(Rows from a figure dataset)
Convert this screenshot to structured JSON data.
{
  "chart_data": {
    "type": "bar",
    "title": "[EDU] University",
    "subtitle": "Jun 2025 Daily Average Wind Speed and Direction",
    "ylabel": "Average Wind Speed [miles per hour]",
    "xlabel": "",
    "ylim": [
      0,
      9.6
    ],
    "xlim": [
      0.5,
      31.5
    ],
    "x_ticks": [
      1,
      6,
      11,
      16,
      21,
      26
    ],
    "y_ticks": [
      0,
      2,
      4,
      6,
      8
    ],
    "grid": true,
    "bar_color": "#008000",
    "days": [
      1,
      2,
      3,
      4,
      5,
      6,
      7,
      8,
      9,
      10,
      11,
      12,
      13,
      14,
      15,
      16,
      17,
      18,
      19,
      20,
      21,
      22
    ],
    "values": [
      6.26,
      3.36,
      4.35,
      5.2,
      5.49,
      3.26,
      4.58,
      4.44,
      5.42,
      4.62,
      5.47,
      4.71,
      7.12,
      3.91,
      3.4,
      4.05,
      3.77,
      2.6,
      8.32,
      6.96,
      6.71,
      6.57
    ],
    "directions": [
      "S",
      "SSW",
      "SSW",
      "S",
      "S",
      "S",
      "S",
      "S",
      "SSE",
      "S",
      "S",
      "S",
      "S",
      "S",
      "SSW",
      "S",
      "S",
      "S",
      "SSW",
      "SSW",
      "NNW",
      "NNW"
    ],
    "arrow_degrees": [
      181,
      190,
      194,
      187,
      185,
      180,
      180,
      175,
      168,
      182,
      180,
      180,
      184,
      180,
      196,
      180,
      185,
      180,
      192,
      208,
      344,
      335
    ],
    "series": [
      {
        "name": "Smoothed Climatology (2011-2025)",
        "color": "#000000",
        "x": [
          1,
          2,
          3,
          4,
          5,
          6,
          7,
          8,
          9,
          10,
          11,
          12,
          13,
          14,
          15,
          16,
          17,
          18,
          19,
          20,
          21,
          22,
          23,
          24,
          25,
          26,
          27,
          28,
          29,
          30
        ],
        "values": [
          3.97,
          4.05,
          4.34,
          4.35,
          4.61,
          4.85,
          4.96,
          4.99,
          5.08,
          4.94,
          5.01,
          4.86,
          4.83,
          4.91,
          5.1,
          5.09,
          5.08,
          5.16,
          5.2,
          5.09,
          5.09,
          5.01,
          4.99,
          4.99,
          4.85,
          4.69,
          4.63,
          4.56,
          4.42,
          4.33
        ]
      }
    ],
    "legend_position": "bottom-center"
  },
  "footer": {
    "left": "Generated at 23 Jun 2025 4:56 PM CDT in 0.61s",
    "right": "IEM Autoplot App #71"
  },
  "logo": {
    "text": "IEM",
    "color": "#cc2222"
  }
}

WRITTEN INSTRUCTION. Every line above should be retyped exactly as given.

WORKED ANSWER.
Convert this screenshot to structured JSON data.
{
  "chart_data": {
    "type": "bar",
    "title": "[EDU] University",
    "subtitle": "Jun 2025 Daily Average Wind Speed and Direction",
    "ylabel": "Average Wind Speed [miles per hour]",
    "xlabel": "",
    "ylim": [
      0,
      9.6
    ],
    "xlim": [
      0.5,
      31.5
    ],
    "x_ticks": [
      1,
      6,
      11,
      16,
      21,
      26
    ],
    "y_ticks": [
      0,
      2,
      4,
      6,
      8
    ],
    "grid": true,
    "bar_color": "#008000",
    "days": [
      1,
      2,
      3,
      4,
      5,
      6,
      7,
      8,
      9,
      10,
      11,
      12,
      13,
      14,
      15,
      16,
      17,
      18,
      19,
      20,
      21,
      22
    ],
    "values": [
      6.26,
      3.36,
      4.35,
      5.2,
      5.49,
      3.26,
      4.58,
      4.44,
      5.42,
      4.62,
      5.47,
      4.71,
      7.12,
      3.91,
      3.4,
      4.05,
      3.77,
      2.6,
      8.32,
      6.96,
      6.71,
      6.57
    ],
    "directions": [
      "S",
      "SSW",
      "SSW",
      "S",
      "S",
      "S",
      "S",
      "S",
      "SSE",
      "S",
      "S",
      "S",
      "S",
      "S",
      "SSW",
      "S",
      "S",
      "S",
      "SSW",
      "SSW",
      "NNW",
      "NNW"
    ],
    "arrow_degrees": [
      181,
      190,
      194,
      187,
      185,
      180,
      180,
      175,
      168,
      182,
      180,
      180,
      184,
      180,
      196,
      180,
      185,
      180,
      192,
      208,
      344,
      335
    ],
    "series": [
      {
        "name": "Smoothed Climatology (2011-2025)",
        "color": "#000000",
        "x": [
          1,
          2,
          3,
          4,
          5,
          6,
          7,
          8,
          9,
          10,
          11,
          12,
          13,
          14,
          15,
          16,
          17,
          18,
          19,
          20,
          21,
          22,
          23,
          24,
          25,
          26,
          27,
          28,
          29,
          30
        ],
        "values": [
          3.97,
          4.05,
          4.34,
          4.35,
          4.61,
          4.85,
          4.96,
          4.99,
          5.08,
          4.94,
          5.01,
          4.86,
          4.83,
          4.91,
          5.1,
          5.09,
          5.08,
          5.16,
          5.2,
          5.09,
          5.09,
          5.01,
          4.99,
          4.99,
          4.85,
          4.69,
          4.63,
          4.56,
          4.42,
          4.33
        ]
      }
    ],
    "legend_position": "bottom-center"
  },
  "footer": {
    "left": "Generated at 23 Jun 2025 4:56 PM CDT in 0.61s",
    "right": "IEM Autoplot App #71"
  },
  "logo": {
    "text": "IEM",
    "color": "#cc2222"
  }
}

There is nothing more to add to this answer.